- Exercise description
Please format every line of the records below as a Markdown table with the columns Row and Text. Put the row number in Row and the line in Text, and leave out blank lines and the pictures.

— START Record extracts —

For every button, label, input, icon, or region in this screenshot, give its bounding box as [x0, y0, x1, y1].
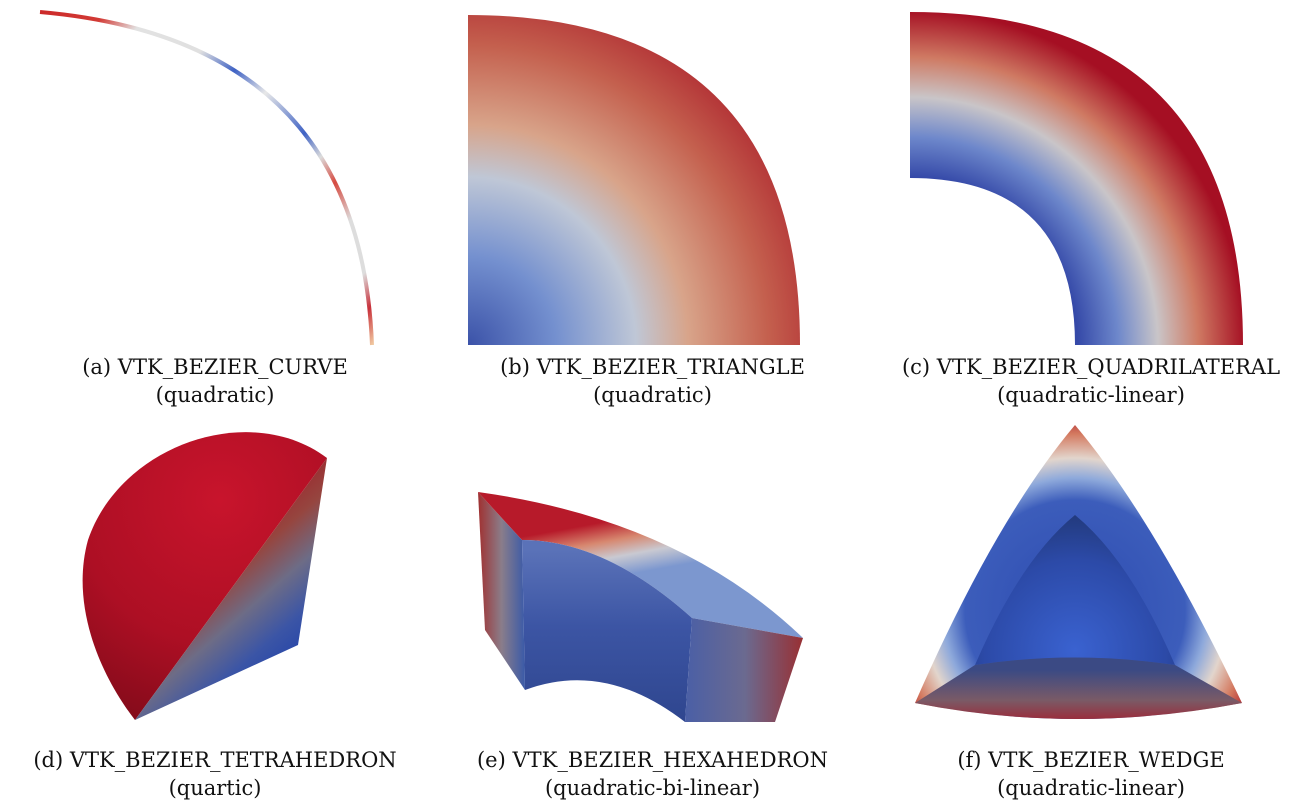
bezier-wedge-render — [915, 425, 1242, 719]
caption-c-title: (c) VTK_BEZIER_QUADRILATERAL — [901, 355, 1281, 379]
caption-c: (c) VTK_BEZIER_QUADRILATERAL (quadratic-… — [875, 353, 1307, 409]
caption-e-subtitle: (quadratic-bi-linear) — [544, 776, 761, 800]
caption-a: (a) VTK_BEZIER_CURVE (quadratic) — [0, 353, 430, 409]
wedge-bottom-face — [915, 657, 1242, 719]
tetrahedron-cut-face — [135, 458, 327, 720]
tetrahedron-outer-face — [82, 432, 327, 720]
panel-d-bezier-tetrahedron: (d) VTK_BEZIER_TETRAHEDRON (quartic) — [0, 420, 430, 809]
caption-f: (f) VTK_BEZIER_WEDGE (quadratic-linear) — [875, 746, 1307, 802]
bezier-quadrilateral-render — [910, 12, 1243, 345]
hexahedron-left-face — [478, 492, 525, 690]
caption-d: (d) VTK_BEZIER_TETRAHEDRON (quartic) — [0, 746, 430, 802]
bezier-hexahedron-render — [478, 492, 803, 722]
caption-f-subtitle: (quadratic-linear) — [997, 776, 1185, 800]
caption-e-title: (e) VTK_BEZIER_HEXAHEDRON — [476, 748, 829, 772]
bezier-tetrahedron-render — [82, 432, 327, 720]
panel-c-bezier-quadrilateral: (c) VTK_BEZIER_QUADRILATERAL (quadratic-… — [875, 0, 1307, 420]
curve-path — [39, 10, 374, 346]
wedge-inner-face — [975, 515, 1175, 665]
panel-e-bezier-hexahedron: (e) VTK_BEZIER_HEXAHEDRON (quadratic-bi-… — [430, 420, 875, 809]
triangle-shape — [468, 15, 800, 345]
caption-d-title: (d) VTK_BEZIER_TETRAHEDRON — [33, 748, 397, 772]
caption-f-title: (f) VTK_BEZIER_WEDGE — [957, 748, 1225, 772]
bezier-triangle-render — [468, 15, 800, 345]
caption-d-subtitle: (quartic) — [168, 776, 262, 800]
caption-b-subtitle: (quadratic) — [593, 383, 712, 407]
caption-c-subtitle: (quadratic-linear) — [997, 383, 1185, 407]
caption-e: (e) VTK_BEZIER_HEXAHEDRON (quadratic-bi-… — [430, 746, 875, 802]
bezier-curve-render — [39, 10, 374, 346]
hexahedron-front-face — [522, 540, 692, 722]
caption-b-title: (b) VTK_BEZIER_TRIANGLE — [500, 355, 805, 379]
caption-b: (b) VTK_BEZIER_TRIANGLE (quadratic) — [430, 353, 875, 409]
quadrilateral-shape — [910, 12, 1243, 345]
caption-a-subtitle: (quadratic) — [155, 383, 275, 407]
panel-b-bezier-triangle: (b) VTK_BEZIER_TRIANGLE (quadratic) — [430, 0, 875, 420]
panel-a-bezier-curve: (a) VTK_BEZIER_CURVE (quadratic) — [0, 0, 430, 420]
panel-f-bezier-wedge: (f) VTK_BEZIER_WEDGE (quadratic-linear) — [875, 420, 1307, 809]
hexahedron-right-face — [685, 618, 803, 722]
caption-a-title: (a) VTK_BEZIER_CURVE — [82, 355, 348, 379]
hexahedron-top-face — [478, 492, 803, 638]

— END Record extracts —

- Task answer
| Row | Text |
|---|---|
| 1 | For every button, label, input, icon, or region in this screenshot, give its bounding box as [x0, y0, x1, y1]. |
| 2 | bezier-wedge-render — [915, 425, 1242, 719] |
| 3 | caption-c-title: (c) VTK_BEZIER_QUADRILATERAL — [901, 355, 1281, 379] |
| 4 | caption-c: (c) VTK_BEZIER_QUADRILATERAL (quadratic-… — [875, 353, 1307, 409] |
| 5 | caption-e-subtitle: (quadratic-bi-linear) — [544, 776, 761, 800] |
| 6 | caption-a: (a) VTK_BEZIER_CURVE (quadratic) — [0, 353, 430, 409] |
| 7 | wedge-bottom-face — [915, 657, 1242, 719] |
| 8 | tetrahedron-cut-face — [135, 458, 327, 720] |
| 9 | tetrahedron-outer-face — [82, 432, 327, 720] |
| 10 | panel-d-bezier-tetrahedron: (d) VTK_BEZIER_TETRAHEDRON (quartic) — [0, 420, 430, 809] |
| 11 | caption-f: (f) VTK_BEZIER_WEDGE (quadratic-linear) — [875, 746, 1307, 802] |
| 12 | bezier-quadrilateral-render — [910, 12, 1243, 345] |
| 13 | hexahedron-left-face — [478, 492, 525, 690] |
| 14 | caption-d: (d) VTK_BEZIER_TETRAHEDRON (quartic) — [0, 746, 430, 802] |
| 15 | bezier-hexahedron-render — [478, 492, 803, 722] |
| 16 | caption-f-subtitle: (quadratic-linear) — [997, 776, 1185, 800] |
| 17 | caption-e-title: (e) VTK_BEZIER_HEXAHEDRON — [476, 748, 829, 772] |
| 18 | bezier-tetrahedron-render — [82, 432, 327, 720] |
| 19 | panel-c-bezier-quadrilateral: (c) VTK_BEZIER_QUADRILATERAL (quadratic-… — [875, 0, 1307, 420] |
| 20 | curve-path — [39, 10, 374, 346] |
| 21 | wedge-inner-face — [975, 515, 1175, 665] |
| 22 | panel-e-bezier-hexahedron: (e) VTK_BEZIER_HEXAHEDRON (quadratic-bi-… — [430, 420, 875, 809] |
| 23 | triangle-shape — [468, 15, 800, 345] |
| 24 | caption-d-title: (d) VTK_BEZIER_TETRAHEDRON — [33, 748, 397, 772] |
| 25 | caption-f-title: (f) VTK_BEZIER_WEDGE — [957, 748, 1225, 772] |
| 26 | bezier-triangle-render — [468, 15, 800, 345] |
| 27 | caption-d-subtitle: (quartic) — [168, 776, 262, 800] |
| 28 | caption-b-subtitle: (quadratic) — [593, 383, 712, 407] |
| 29 | caption-c-subtitle: (quadratic-linear) — [997, 383, 1185, 407] |
| 30 | caption-e: (e) VTK_BEZIER_HEXAHEDRON (quadratic-bi-… — [430, 746, 875, 802] |
| 31 | bezier-curve-render — [39, 10, 374, 346] |
| 32 | hexahedron-front-face — [522, 540, 692, 722] |
| 33 | caption-b-title: (b) VTK_BEZIER_TRIANGLE — [500, 355, 805, 379] |
| 34 | caption-b: (b) VTK_BEZIER_TRIANGLE (quadratic) — [430, 353, 875, 409] |
| 35 | quadrilateral-shape — [910, 12, 1243, 345] |
| 36 | caption-a-subtitle: (quadratic) — [155, 383, 275, 407] |
| 37 | panel-b-bezier-triangle: (b) VTK_BEZIER_TRIANGLE (quadratic) — [430, 0, 875, 420] |
| 38 | panel-a-bezier-curve: (a) VTK_BEZIER_CURVE (quadratic) — [0, 0, 430, 420] |
| 39 | panel-f-bezier-wedge: (f) VTK_BEZIER_WEDGE (quadratic-linear) — [875, 420, 1307, 809] |
| 40 | hexahedron-right-face — [685, 618, 803, 722] |
| 41 | caption-a-title: (a) VTK_BEZIER_CURVE — [82, 355, 348, 379] |
| 42 | hexahedron-top-face — [478, 492, 803, 638] |